-- SET TASK --
Find the lines that include the string "JSON" and report how many there are. Give no other text.
+-------+
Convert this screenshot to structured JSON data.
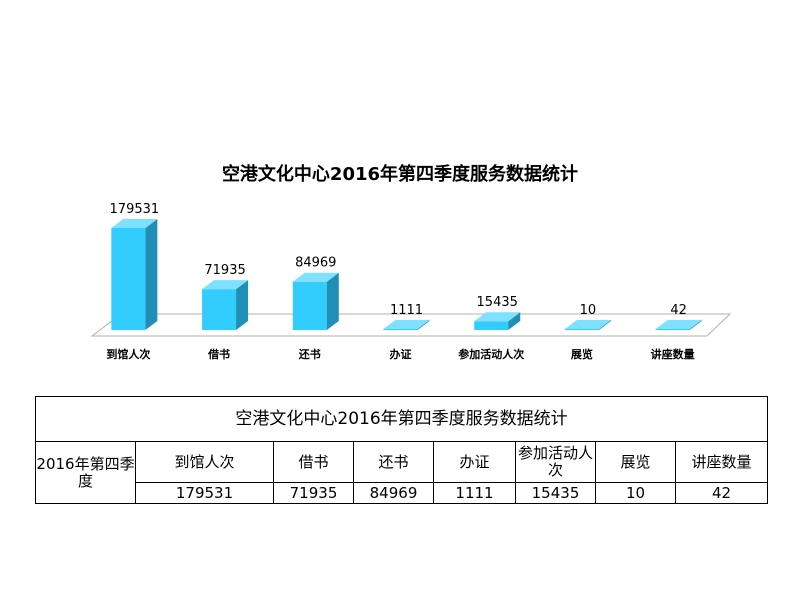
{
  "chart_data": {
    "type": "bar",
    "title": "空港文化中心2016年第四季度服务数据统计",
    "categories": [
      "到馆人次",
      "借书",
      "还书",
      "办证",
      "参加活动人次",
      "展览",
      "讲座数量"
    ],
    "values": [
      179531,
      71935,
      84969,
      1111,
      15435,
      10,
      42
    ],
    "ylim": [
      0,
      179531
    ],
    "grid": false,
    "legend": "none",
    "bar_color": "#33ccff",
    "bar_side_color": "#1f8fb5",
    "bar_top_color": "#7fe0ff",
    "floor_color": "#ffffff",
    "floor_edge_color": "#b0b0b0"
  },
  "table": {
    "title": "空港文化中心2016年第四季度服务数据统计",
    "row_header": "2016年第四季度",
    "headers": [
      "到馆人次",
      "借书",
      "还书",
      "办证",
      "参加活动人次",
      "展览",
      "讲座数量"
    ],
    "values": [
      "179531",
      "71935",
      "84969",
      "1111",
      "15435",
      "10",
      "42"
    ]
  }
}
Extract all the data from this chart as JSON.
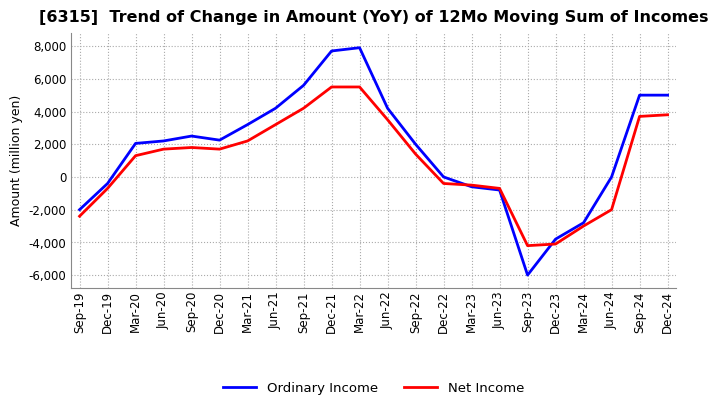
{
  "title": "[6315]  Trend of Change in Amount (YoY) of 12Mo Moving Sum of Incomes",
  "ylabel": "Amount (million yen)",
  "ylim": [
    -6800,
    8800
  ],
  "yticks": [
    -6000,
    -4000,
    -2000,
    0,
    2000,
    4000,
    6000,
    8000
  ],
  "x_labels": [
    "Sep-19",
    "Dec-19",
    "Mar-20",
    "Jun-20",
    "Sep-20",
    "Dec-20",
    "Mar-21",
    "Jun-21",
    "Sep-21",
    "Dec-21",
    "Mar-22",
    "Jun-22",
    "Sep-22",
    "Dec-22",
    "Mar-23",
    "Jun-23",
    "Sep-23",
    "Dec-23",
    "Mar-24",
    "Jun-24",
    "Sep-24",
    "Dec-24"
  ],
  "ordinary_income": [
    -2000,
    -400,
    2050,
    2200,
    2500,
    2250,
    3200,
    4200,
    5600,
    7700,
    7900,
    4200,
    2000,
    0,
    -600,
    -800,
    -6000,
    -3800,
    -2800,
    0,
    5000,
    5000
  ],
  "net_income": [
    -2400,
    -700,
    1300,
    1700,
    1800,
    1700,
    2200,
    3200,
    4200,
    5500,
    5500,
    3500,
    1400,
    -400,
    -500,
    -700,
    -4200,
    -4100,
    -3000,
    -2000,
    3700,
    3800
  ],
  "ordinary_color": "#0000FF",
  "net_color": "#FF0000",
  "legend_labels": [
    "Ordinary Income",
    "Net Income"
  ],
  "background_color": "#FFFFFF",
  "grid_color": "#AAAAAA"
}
+-------+
-- EXERCISE RESULT --
2